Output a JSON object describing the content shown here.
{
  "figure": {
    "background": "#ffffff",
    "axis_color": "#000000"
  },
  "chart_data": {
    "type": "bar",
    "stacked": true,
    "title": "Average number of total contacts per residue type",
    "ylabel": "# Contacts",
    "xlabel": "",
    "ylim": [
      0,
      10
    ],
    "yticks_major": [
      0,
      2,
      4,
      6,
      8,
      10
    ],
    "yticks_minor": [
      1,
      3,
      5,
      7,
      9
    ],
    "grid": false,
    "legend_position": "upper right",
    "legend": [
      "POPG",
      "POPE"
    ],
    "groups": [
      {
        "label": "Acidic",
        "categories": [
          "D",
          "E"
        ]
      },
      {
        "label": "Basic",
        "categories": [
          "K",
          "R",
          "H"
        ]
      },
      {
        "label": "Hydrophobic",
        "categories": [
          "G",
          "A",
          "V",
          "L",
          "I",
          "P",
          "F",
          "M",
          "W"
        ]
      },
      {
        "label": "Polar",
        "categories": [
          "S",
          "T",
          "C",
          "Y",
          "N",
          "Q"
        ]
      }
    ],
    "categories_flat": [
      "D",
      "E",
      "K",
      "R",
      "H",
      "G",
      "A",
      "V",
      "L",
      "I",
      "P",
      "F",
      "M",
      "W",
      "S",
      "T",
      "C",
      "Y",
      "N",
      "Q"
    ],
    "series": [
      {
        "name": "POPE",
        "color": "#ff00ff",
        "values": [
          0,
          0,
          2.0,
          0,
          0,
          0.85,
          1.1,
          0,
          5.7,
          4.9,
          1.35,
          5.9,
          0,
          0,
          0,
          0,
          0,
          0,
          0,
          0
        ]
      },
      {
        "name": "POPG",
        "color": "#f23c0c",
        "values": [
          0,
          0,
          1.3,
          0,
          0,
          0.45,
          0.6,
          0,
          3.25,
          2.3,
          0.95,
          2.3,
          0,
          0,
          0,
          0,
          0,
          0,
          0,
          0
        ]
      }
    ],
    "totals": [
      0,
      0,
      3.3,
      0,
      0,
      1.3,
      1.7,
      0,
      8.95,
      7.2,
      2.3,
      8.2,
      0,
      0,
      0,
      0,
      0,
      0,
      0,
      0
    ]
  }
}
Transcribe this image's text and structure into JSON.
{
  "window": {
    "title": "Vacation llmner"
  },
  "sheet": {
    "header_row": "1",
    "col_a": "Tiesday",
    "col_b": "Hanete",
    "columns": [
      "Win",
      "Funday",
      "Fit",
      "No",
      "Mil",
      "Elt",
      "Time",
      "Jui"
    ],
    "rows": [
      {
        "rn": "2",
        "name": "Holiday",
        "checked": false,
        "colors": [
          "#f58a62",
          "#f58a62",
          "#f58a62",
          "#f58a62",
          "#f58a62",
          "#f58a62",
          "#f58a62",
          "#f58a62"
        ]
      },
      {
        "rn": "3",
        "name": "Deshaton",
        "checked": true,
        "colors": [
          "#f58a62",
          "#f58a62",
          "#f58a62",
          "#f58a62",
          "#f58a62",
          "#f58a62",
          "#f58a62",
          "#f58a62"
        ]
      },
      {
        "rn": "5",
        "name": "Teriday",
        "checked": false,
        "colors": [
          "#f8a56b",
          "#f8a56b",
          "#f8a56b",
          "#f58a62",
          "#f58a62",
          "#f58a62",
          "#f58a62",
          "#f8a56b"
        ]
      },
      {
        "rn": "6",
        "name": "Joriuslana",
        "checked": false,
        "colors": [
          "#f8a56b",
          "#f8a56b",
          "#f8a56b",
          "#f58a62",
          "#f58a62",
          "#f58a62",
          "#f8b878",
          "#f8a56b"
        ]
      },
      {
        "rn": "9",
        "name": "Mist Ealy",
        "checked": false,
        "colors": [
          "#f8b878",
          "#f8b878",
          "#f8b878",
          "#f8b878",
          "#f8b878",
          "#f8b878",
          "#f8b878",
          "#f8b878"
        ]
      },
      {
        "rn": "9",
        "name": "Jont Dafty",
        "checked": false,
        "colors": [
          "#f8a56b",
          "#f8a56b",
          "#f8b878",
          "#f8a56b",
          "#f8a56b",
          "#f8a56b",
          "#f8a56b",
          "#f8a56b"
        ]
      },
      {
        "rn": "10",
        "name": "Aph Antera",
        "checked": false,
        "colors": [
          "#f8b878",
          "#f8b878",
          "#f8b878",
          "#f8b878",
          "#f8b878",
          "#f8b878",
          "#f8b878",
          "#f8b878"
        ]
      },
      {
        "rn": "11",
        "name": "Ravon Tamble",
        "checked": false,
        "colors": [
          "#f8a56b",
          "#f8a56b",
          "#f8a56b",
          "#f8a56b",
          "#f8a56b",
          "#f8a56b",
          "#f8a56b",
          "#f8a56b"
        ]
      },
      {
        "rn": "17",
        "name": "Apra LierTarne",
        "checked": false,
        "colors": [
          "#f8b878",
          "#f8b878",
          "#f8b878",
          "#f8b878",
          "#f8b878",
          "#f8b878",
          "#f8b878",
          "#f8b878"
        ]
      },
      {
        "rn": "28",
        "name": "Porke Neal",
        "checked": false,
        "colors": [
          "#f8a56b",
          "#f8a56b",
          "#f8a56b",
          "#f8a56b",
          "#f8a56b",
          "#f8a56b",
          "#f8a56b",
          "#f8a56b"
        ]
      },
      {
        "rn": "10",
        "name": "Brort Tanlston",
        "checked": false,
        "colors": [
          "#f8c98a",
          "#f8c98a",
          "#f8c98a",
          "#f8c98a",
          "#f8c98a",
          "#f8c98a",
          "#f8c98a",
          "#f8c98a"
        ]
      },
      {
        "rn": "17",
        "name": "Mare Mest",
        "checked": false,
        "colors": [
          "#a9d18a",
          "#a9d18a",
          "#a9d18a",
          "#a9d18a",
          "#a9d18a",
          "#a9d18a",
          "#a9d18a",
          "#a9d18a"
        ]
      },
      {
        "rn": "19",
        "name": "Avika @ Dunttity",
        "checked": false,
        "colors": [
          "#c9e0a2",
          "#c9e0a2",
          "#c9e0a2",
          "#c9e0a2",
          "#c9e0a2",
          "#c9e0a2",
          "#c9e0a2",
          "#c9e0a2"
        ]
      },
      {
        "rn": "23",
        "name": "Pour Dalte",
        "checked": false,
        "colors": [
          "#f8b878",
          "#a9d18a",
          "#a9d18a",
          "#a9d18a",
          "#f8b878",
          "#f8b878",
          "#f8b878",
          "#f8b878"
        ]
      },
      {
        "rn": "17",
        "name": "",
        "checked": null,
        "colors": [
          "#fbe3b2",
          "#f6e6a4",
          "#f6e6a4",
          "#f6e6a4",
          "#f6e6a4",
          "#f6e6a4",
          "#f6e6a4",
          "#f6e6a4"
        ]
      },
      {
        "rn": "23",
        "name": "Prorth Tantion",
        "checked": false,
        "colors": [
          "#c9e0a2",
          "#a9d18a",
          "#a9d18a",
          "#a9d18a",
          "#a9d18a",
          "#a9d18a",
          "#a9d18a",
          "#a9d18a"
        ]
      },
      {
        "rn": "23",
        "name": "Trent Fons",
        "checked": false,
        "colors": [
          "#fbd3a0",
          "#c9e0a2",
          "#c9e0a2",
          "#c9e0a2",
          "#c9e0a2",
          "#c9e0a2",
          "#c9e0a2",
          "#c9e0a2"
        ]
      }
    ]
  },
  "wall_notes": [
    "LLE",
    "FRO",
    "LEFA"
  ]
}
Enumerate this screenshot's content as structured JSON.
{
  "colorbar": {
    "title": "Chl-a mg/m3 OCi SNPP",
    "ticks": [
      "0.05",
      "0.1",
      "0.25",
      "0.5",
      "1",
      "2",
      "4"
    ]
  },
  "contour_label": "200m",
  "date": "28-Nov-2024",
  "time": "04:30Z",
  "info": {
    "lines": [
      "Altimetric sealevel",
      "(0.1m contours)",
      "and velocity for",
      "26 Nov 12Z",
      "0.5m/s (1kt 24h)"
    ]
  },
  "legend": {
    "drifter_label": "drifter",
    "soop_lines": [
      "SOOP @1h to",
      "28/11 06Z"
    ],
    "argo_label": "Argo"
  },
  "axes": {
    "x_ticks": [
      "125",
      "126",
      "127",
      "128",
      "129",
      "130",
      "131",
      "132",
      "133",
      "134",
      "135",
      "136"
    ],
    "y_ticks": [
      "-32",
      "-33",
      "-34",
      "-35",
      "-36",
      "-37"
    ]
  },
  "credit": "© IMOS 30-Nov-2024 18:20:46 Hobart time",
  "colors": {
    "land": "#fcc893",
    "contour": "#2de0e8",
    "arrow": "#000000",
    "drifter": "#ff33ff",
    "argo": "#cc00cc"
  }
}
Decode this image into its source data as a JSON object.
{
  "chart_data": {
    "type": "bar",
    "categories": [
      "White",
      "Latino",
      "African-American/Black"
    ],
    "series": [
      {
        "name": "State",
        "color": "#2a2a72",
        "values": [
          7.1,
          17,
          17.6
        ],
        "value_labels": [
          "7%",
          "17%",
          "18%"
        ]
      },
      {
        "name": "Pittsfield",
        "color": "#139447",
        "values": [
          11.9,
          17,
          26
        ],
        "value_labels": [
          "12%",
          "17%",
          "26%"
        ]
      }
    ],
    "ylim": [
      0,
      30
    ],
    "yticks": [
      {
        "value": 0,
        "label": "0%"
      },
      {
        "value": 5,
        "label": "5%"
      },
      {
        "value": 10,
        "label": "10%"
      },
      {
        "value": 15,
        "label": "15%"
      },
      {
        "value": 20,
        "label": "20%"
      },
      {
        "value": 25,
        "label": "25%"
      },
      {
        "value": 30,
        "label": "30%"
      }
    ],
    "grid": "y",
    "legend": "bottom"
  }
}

******

• [TASK REQUIREMENTS]: State only how many lines in the material include "JSON".

• [SOLUTION TO THIS TASK]: 4